**Listed entries:**
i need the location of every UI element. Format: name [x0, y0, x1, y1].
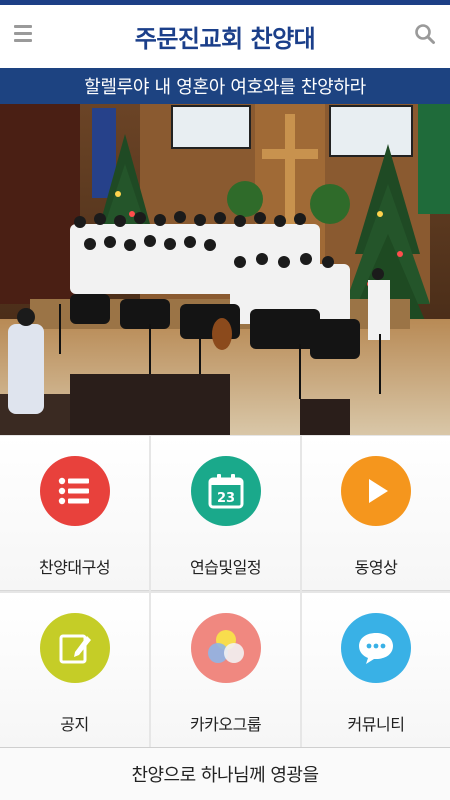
footer-motto: 찬양으로 하나님께 영광을 — [0, 747, 450, 800]
menu-tile-label: 찬양대구성 — [38, 558, 111, 577]
calendar-icon: 23 — [190, 456, 261, 526]
menu-tile-label: 커뮤니티 — [347, 715, 405, 734]
menu-tile-label: 연습및일정 — [189, 558, 262, 577]
scripture-banner: 할렐루야 내 영혼아 여호와를 찬양하라 — [0, 68, 450, 104]
group-circles-icon — [190, 613, 261, 683]
menu-tile-label: 공지 — [60, 715, 89, 734]
menu-tile-label: 동영상 — [354, 558, 398, 577]
menu-tile-videos[interactable]: 동영상 — [302, 436, 450, 591]
menu-tile-practice-schedule[interactable]: 23 연습및일정 — [151, 436, 300, 591]
hamburger-icon[interactable] — [14, 25, 34, 43]
choir-photo — [0, 104, 450, 435]
menu-tile-kakao-group[interactable]: 카카오그룹 — [151, 593, 300, 748]
menu-grid: 찬양대구성 23 연습및일정 동영상 공지 카카오그룹 커뮤니티 — [0, 435, 450, 748]
menu-tile-label: 카카오그룹 — [189, 715, 262, 734]
calendar-number: 23 — [216, 491, 234, 506]
search-icon[interactable] — [414, 23, 436, 45]
menu-tile-notice[interactable]: 공지 — [0, 593, 149, 748]
menu-tile-choir-structure[interactable]: 찬양대구성 — [0, 436, 149, 591]
chat-bubble-icon — [341, 613, 411, 683]
app-header: 주문진교회 찬양대 — [0, 5, 450, 68]
app-title: 주문진교회 찬양대 — [134, 25, 316, 53]
edit-note-icon — [39, 613, 110, 683]
list-icon — [39, 456, 110, 526]
menu-tile-community[interactable]: 커뮤니티 — [302, 593, 450, 748]
play-icon — [341, 456, 411, 526]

**Stated exercise:**
Copy out the item above word for word, leaving out the picture.

**Completed task:**
i need the location of every UI element. Format: name [x0, y0, x1, y1].
footer-motto: 찬양으로 하나님께 영광을 — [0, 747, 450, 800]
menu-tile-label: 찬양대구성 — [38, 558, 111, 577]
calendar-icon: 23 — [190, 456, 261, 526]
menu-tile-label: 커뮤니티 — [347, 715, 405, 734]
menu-tile-label: 연습및일정 — [189, 558, 262, 577]
scripture-banner: 할렐루야 내 영혼아 여호와를 찬양하라 — [0, 68, 450, 104]
group-circles-icon — [190, 613, 261, 683]
menu-tile-label: 공지 — [60, 715, 89, 734]
menu-tile-label: 동영상 — [354, 558, 398, 577]
menu-tile-videos[interactable]: 동영상 — [302, 436, 450, 591]
menu-tile-practice-schedule[interactable]: 23 연습및일정 — [151, 436, 300, 591]
hamburger-icon[interactable] — [14, 25, 34, 43]
choir-photo — [0, 104, 450, 435]
menu-tile-kakao-group[interactable]: 카카오그룹 — [151, 593, 300, 748]
menu-grid: 찬양대구성 23 연습및일정 동영상 공지 카카오그룹 커뮤니티 — [0, 435, 450, 748]
menu-tile-label: 카카오그룹 — [189, 715, 262, 734]
calendar-number: 23 — [216, 491, 234, 506]
search-icon[interactable] — [414, 23, 436, 45]
menu-tile-notice[interactable]: 공지 — [0, 593, 149, 748]
menu-tile-choir-structure[interactable]: 찬양대구성 — [0, 436, 149, 591]
chat-bubble-icon — [341, 613, 411, 683]
app-header: 주문진교회 찬양대 — [0, 5, 450, 68]
app-title: 주문진교회 찬양대 — [134, 25, 316, 53]
edit-note-icon — [39, 613, 110, 683]
list-icon — [39, 456, 110, 526]
menu-tile-community[interactable]: 커뮤니티 — [302, 593, 450, 748]
play-icon — [341, 456, 411, 526]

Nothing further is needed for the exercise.